WRITTEN TASK:
Which lines contain the word "Windows"? Return each of them as written.

Items from a dataset:

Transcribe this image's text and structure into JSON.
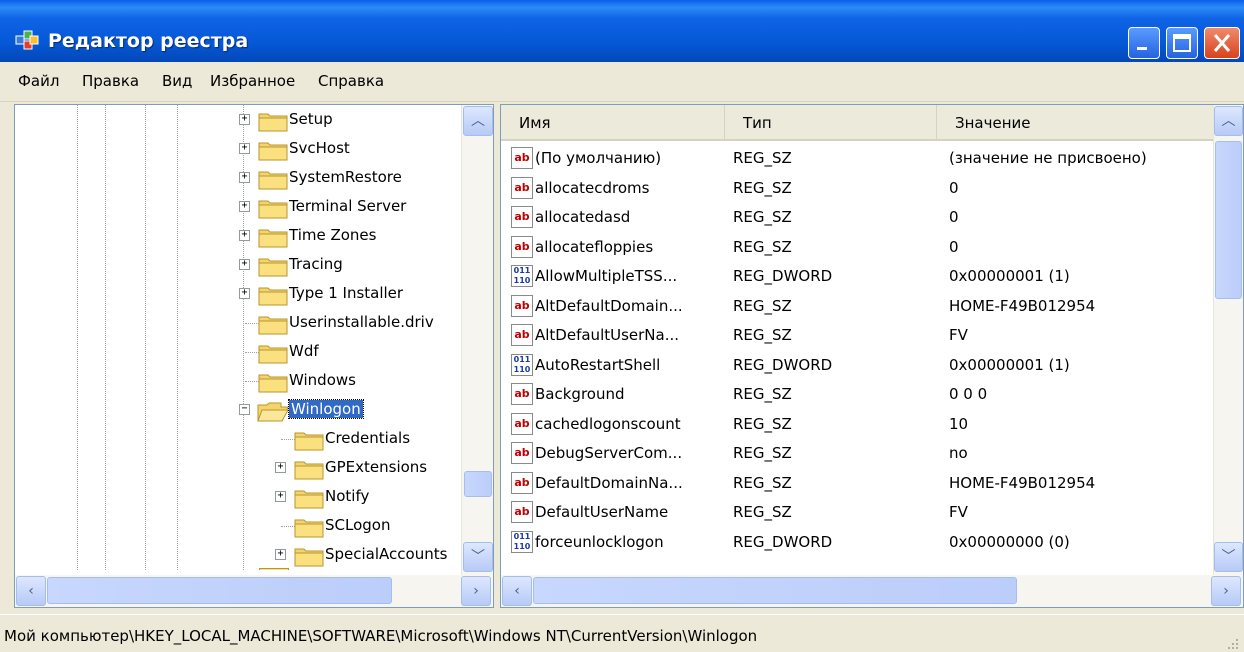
{
  "window": {
    "title": "Редактор реестра"
  },
  "menu": [
    {
      "label": "Файл"
    },
    {
      "label": "Правка"
    },
    {
      "label": "Вид"
    },
    {
      "label": "Избранное"
    },
    {
      "label": "Справка"
    }
  ],
  "tree": {
    "items": [
      {
        "label": "Setup",
        "expander": "+",
        "depth": 0
      },
      {
        "label": "SvcHost",
        "expander": "+",
        "depth": 0
      },
      {
        "label": "SystemRestore",
        "expander": "+",
        "depth": 0
      },
      {
        "label": "Terminal Server",
        "expander": "+",
        "depth": 0
      },
      {
        "label": "Time Zones",
        "expander": "+",
        "depth": 0
      },
      {
        "label": "Tracing",
        "expander": "+",
        "depth": 0
      },
      {
        "label": "Type 1 Installer",
        "expander": "+",
        "depth": 0
      },
      {
        "label": "Userinstallable.driv",
        "expander": "",
        "depth": 0
      },
      {
        "label": "Wdf",
        "expander": "",
        "depth": 0
      },
      {
        "label": "Windows",
        "expander": "",
        "depth": 0
      },
      {
        "label": "Winlogon",
        "expander": "−",
        "depth": 0,
        "selected": true
      },
      {
        "label": "Credentials",
        "expander": "",
        "depth": 1
      },
      {
        "label": "GPExtensions",
        "expander": "+",
        "depth": 1
      },
      {
        "label": "Notify",
        "expander": "+",
        "depth": 1
      },
      {
        "label": "SCLogon",
        "expander": "",
        "depth": 1
      },
      {
        "label": "SpecialAccounts",
        "expander": "+",
        "depth": 1
      }
    ]
  },
  "list": {
    "columns": {
      "name": "Имя",
      "type": "Тип",
      "value": "Значение"
    },
    "rows": [
      {
        "icon": "string",
        "name": "(По умолчанию)",
        "type": "REG_SZ",
        "value": "(значение не присвоено)"
      },
      {
        "icon": "string",
        "name": "allocatecdroms",
        "type": "REG_SZ",
        "value": "0"
      },
      {
        "icon": "string",
        "name": "allocatedasd",
        "type": "REG_SZ",
        "value": "0"
      },
      {
        "icon": "string",
        "name": "allocatefloppies",
        "type": "REG_SZ",
        "value": "0"
      },
      {
        "icon": "dword",
        "name": "AllowMultipleTSS...",
        "type": "REG_DWORD",
        "value": "0x00000001 (1)"
      },
      {
        "icon": "string",
        "name": "AltDefaultDomain...",
        "type": "REG_SZ",
        "value": "HOME-F49B012954"
      },
      {
        "icon": "string",
        "name": "AltDefaultUserNa...",
        "type": "REG_SZ",
        "value": "FV"
      },
      {
        "icon": "dword",
        "name": "AutoRestartShell",
        "type": "REG_DWORD",
        "value": "0x00000001 (1)"
      },
      {
        "icon": "string",
        "name": "Background",
        "type": "REG_SZ",
        "value": "0 0 0"
      },
      {
        "icon": "string",
        "name": "cachedlogonscount",
        "type": "REG_SZ",
        "value": "10"
      },
      {
        "icon": "string",
        "name": "DebugServerCom...",
        "type": "REG_SZ",
        "value": "no"
      },
      {
        "icon": "string",
        "name": "DefaultDomainNa...",
        "type": "REG_SZ",
        "value": "HOME-F49B012954"
      },
      {
        "icon": "string",
        "name": "DefaultUserName",
        "type": "REG_SZ",
        "value": "FV"
      },
      {
        "icon": "dword",
        "name": "forceunlocklogon",
        "type": "REG_DWORD",
        "value": "0x00000000 (0)"
      }
    ]
  },
  "icons": {
    "string": "ab",
    "dword": "011 110"
  },
  "statusbar": {
    "path": "Мой компьютер\\HKEY_LOCAL_MACHINE\\SOFTWARE\\Microsoft\\Windows NT\\CurrentVersion\\Winlogon"
  }
}
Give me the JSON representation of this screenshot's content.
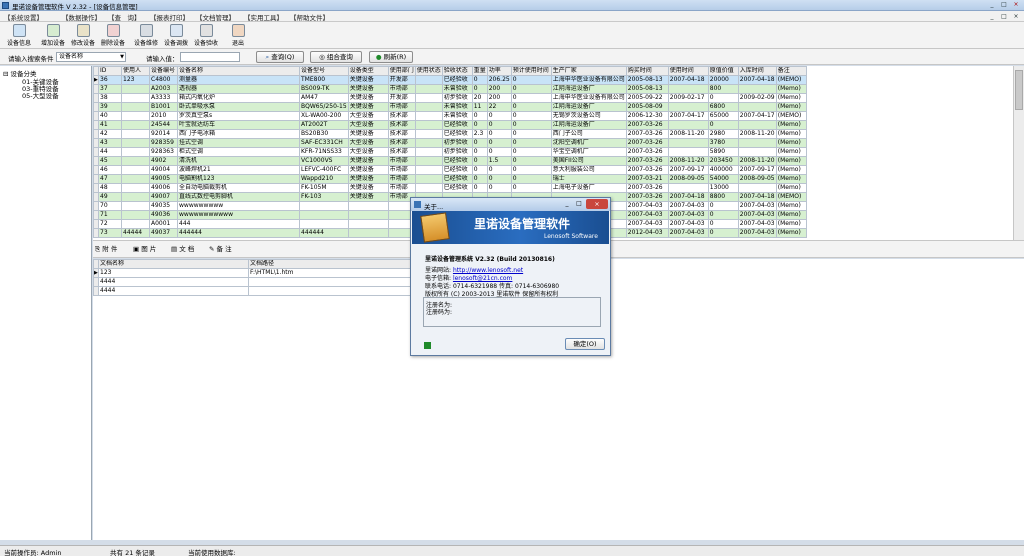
{
  "window": {
    "title": "里诺设备管理软件 V 2.32 - [设备信息管理]",
    "controls": [
      "_",
      "□",
      "×"
    ],
    "doc_controls": [
      "_",
      "□",
      "×"
    ]
  },
  "menu": [
    "【系统设置】",
    "【数据操作】",
    "【查　询】",
    "【报表打印】",
    "【文档管理】",
    "【实用工具】",
    "【帮助文件】"
  ],
  "toolbar": [
    {
      "label": "设备信息",
      "icon": "device-info-icon"
    },
    {
      "label": "增加设备",
      "icon": "add-device-icon"
    },
    {
      "label": "修改设备",
      "icon": "edit-device-icon"
    },
    {
      "label": "删除设备",
      "icon": "delete-device-icon"
    },
    {
      "label": "设备维修",
      "icon": "repair-icon"
    },
    {
      "label": "设备调拨",
      "icon": "transfer-icon"
    },
    {
      "label": "设备验收",
      "icon": "acceptance-icon"
    },
    {
      "label": "退出",
      "icon": "exit-icon"
    }
  ],
  "search": {
    "condition_label": "请输入搜索条件",
    "condition_value": "设备名称",
    "input_label": "请输入值：",
    "input_value": "",
    "query_button": "查询(Q)",
    "combo_button": "组合查询",
    "refresh_button": "刷新(R)"
  },
  "tree": {
    "root": "设备分类",
    "children": [
      "01-关键设备",
      "03-重特设备",
      "05-大型设备"
    ]
  },
  "grid": {
    "columns": [
      "ID",
      "使用人",
      "设备编号",
      "设备名称",
      "设备型号",
      "设备类型",
      "使用部门",
      "使用状态",
      "验收状态",
      "重量",
      "功率",
      "预计使用时间",
      "生产厂家",
      "购买时间",
      "使用时间",
      "原值价值",
      "入库时间",
      "备注"
    ],
    "rows": [
      [
        "36",
        "123",
        "C4800",
        "测量器",
        "TME800",
        "关键设备",
        "开发部",
        "",
        "已经验收",
        "0",
        "206.25",
        "0",
        "上海申华医业设备有限公司",
        "2005-08-13",
        "2007-04-18",
        "20000",
        "2007-04-18",
        "(MEMO)"
      ],
      [
        "37",
        "",
        "A2003",
        "透视器",
        "BS009-TK",
        "关键设备",
        "市场部",
        "",
        "未曾验收",
        "0",
        "200",
        "0",
        "江阴海运设备厂",
        "2005-08-13",
        "",
        "800",
        "",
        "(Memo)"
      ],
      [
        "38",
        "",
        "A3333",
        "箱式内氧化炉",
        "AM47",
        "关键设备",
        "开发部",
        "",
        "初步验收",
        "20",
        "200",
        "0",
        "上海申华医业设备有限公司",
        "2005-09-22",
        "2009-02-17",
        "0",
        "2009-02-09",
        "(Memo)"
      ],
      [
        "39",
        "",
        "B1001",
        "卧式单吸水泵",
        "BQW65/250-15",
        "关键设备",
        "市场部",
        "",
        "未曾验收",
        "11",
        "22",
        "0",
        "江阴海运设备厂",
        "2005-08-09",
        "",
        "6800",
        "",
        "(Memo)"
      ],
      [
        "40",
        "",
        "2010",
        "罗茨真空泵s",
        "XL-WA00-200",
        "大型设备",
        "技术部",
        "",
        "未曾验收",
        "0",
        "0",
        "0",
        "无锡罗茨设备公司",
        "2006-12-30",
        "2007-04-17",
        "65000",
        "2007-04-17",
        "(MEMO)"
      ],
      [
        "41",
        "",
        "24544",
        "叶宝就达纺车",
        "AT2002T",
        "大型设备",
        "技术部",
        "",
        "已经验收",
        "0",
        "0",
        "0",
        "江阴海运设备厂",
        "2007-03-26",
        "",
        "0",
        "",
        "(Memo)"
      ],
      [
        "42",
        "",
        "92014",
        "西门子电冰箱",
        "BS20B30",
        "关键设备",
        "技术部",
        "",
        "已经验收",
        "2.3",
        "0",
        "0",
        "西门子公司",
        "2007-03-26",
        "2008-11-20",
        "2980",
        "2008-11-20",
        "(Memo)"
      ],
      [
        "43",
        "",
        "928359",
        "挂式空调",
        "SAF-EC331CH",
        "大型设备",
        "技术部",
        "",
        "初步验收",
        "0",
        "0",
        "0",
        "沈阳空调机厂",
        "2007-03-26",
        "",
        "3780",
        "",
        "(Memo)"
      ],
      [
        "44",
        "",
        "928363",
        "柜式空调",
        "KFR-71NSS33",
        "大型设备",
        "技术部",
        "",
        "初步验收",
        "0",
        "0",
        "0",
        "华宝空调机厂",
        "2007-03-26",
        "",
        "5890",
        "",
        "(Memo)"
      ],
      [
        "45",
        "",
        "4902",
        "清洗机",
        "VC1000VS",
        "关键设备",
        "市场部",
        "",
        "已经验收",
        "0",
        "1.5",
        "0",
        "美国FII公司",
        "2007-03-26",
        "2008-11-20",
        "203450",
        "2008-11-20",
        "(Memo)"
      ],
      [
        "46",
        "",
        "49004",
        "波峰焊机21",
        "LEFVC-400FC",
        "关键设备",
        "市场部",
        "",
        "已经验收",
        "0",
        "0",
        "0",
        "意大利服装公司",
        "2007-03-26",
        "2007-09-17",
        "400000",
        "2007-09-17",
        "(Memo)"
      ],
      [
        "47",
        "",
        "49005",
        "电脑割机123",
        "Wappd210",
        "关键设备",
        "市场部",
        "",
        "已经验收",
        "0",
        "0",
        "0",
        "瑞士",
        "2007-03-21",
        "2008-09-05",
        "54000",
        "2008-09-05",
        "(Memo)"
      ],
      [
        "48",
        "",
        "49006",
        "全自动电脑裁剪机",
        "FK-105M",
        "关键设备",
        "市场部",
        "",
        "已经验收",
        "0",
        "0",
        "0",
        "上海电子设备厂",
        "2007-03-26",
        "",
        "13000",
        "",
        "(Memo)"
      ],
      [
        "49",
        "",
        "49007",
        "直线式数控电剪脚机",
        "FK-103",
        "关键设备",
        "市场部",
        "",
        "",
        "",
        "",
        "",
        "",
        "2007-03-26",
        "2007-04-18",
        "8800",
        "2007-04-18",
        "(MEMO)"
      ],
      [
        "70",
        "",
        "49035",
        "wwwwwwwww",
        "",
        "",
        "",
        "",
        "",
        "",
        "",
        "",
        "",
        "2007-04-03",
        "2007-04-03",
        "0",
        "2007-04-03",
        "(Memo)"
      ],
      [
        "71",
        "",
        "49036",
        "wwwwwwwwwww",
        "",
        "",
        "",
        "",
        "",
        "",
        "",
        "",
        "",
        "2007-04-03",
        "2007-04-03",
        "0",
        "2007-04-03",
        "(Memo)"
      ],
      [
        "72",
        "",
        "A0001",
        "444",
        "",
        "",
        "",
        "",
        "",
        "",
        "",
        "",
        "",
        "2007-04-03",
        "2007-04-03",
        "0",
        "2007-04-03",
        "(Memo)"
      ],
      [
        "73",
        "44444",
        "49037",
        "444444",
        "444444",
        "",
        "",
        "",
        "",
        "",
        "",
        "",
        "",
        "2012-04-03",
        "2007-04-03",
        "0",
        "2007-04-03",
        "(Memo)"
      ]
    ]
  },
  "attachment_bar": {
    "items": [
      "附 件",
      "图 片",
      "文 档",
      "备 注"
    ]
  },
  "docgrid": {
    "columns": [
      "文档名称",
      "文档路径"
    ],
    "rows": [
      [
        "123",
        "F:\\HTML\\1.htm"
      ],
      [
        "4444",
        ""
      ],
      [
        "4444",
        ""
      ]
    ]
  },
  "status": {
    "operator": "当前操作员: Admin",
    "records": "共有 21 条记录",
    "database": "当前使用数据库:"
  },
  "about": {
    "title": "关于...",
    "banner_title": "里诺设备管理软件",
    "banner_sub": "Lenosoft Software",
    "app_line": "里诺设备管理系统 V2.32 (Build 20130816)",
    "website_label": "里诺网站:",
    "website": "http://www.lenosoft.net",
    "email_label": "电子信箱:",
    "email": "lenosoft@21cn.com",
    "phone_label": "联系电话:",
    "phone": "0714-6321988 传真: 0714-6306980",
    "copyright": "版权所有 (C) 2003-2013 里诺软件 保留所有权利",
    "reg_name": "注册名为:",
    "reg_code": "注册码为:",
    "ok_button": "确定(O)"
  },
  "colors": {
    "row_alt": "#d6f0d0",
    "selected": "#c8e3f7",
    "banner": "#1a4e91",
    "titlebar": "#b6cde8"
  }
}
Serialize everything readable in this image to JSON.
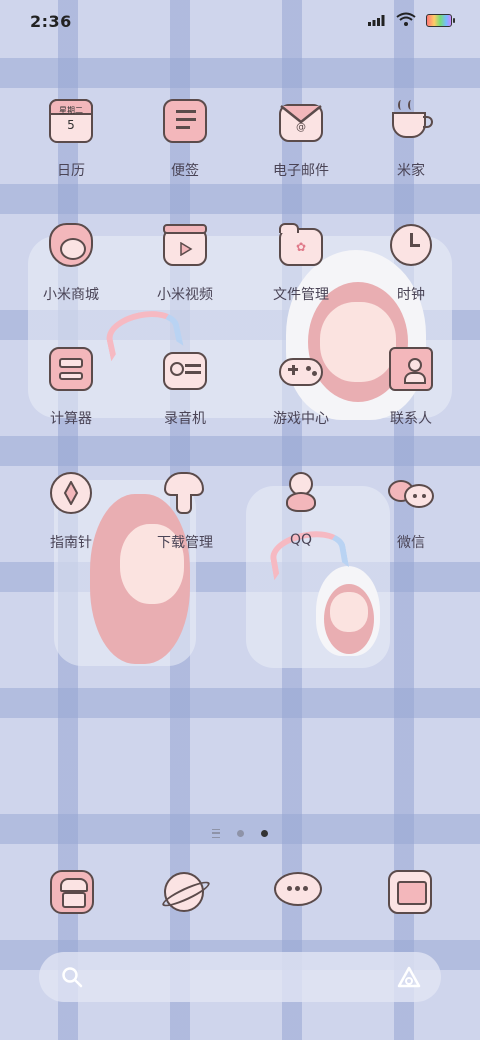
{
  "status_bar": {
    "time": "2:36"
  },
  "apps": [
    {
      "label": "日历",
      "icon": "calendar-icon",
      "cal_top": "星期二",
      "cal_day": "5"
    },
    {
      "label": "便签",
      "icon": "notes-icon"
    },
    {
      "label": "电子邮件",
      "icon": "email-icon"
    },
    {
      "label": "米家",
      "icon": "mijia-icon"
    },
    {
      "label": "小米商城",
      "icon": "mall-icon"
    },
    {
      "label": "小米视频",
      "icon": "video-icon"
    },
    {
      "label": "文件管理",
      "icon": "folder-icon"
    },
    {
      "label": "时钟",
      "icon": "clock-icon"
    },
    {
      "label": "计算器",
      "icon": "calculator-icon"
    },
    {
      "label": "录音机",
      "icon": "recorder-icon"
    },
    {
      "label": "游戏中心",
      "icon": "gamepad-icon"
    },
    {
      "label": "联系人",
      "icon": "contacts-icon"
    },
    {
      "label": "指南针",
      "icon": "compass-icon"
    },
    {
      "label": "下载管理",
      "icon": "download-icon"
    },
    {
      "label": "QQ",
      "icon": "qq-icon"
    },
    {
      "label": "微信",
      "icon": "wechat-icon"
    }
  ],
  "dock": [
    {
      "icon": "phone-icon"
    },
    {
      "icon": "browser-icon"
    },
    {
      "icon": "messages-icon"
    },
    {
      "icon": "gallery-icon"
    }
  ],
  "page_indicator": {
    "pages": 2,
    "active": 2
  },
  "search_bar": {
    "left_icon": "search-icon",
    "right_icon": "assistant-icon"
  }
}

REPLY:
        "label": "Windows",
    "path": "Мой компьютер\\HKEY_LOCAL_MACHINE\\SOFTWARE\\Microsoft\\Windows NT\\CurrentVersion\\Winlogon"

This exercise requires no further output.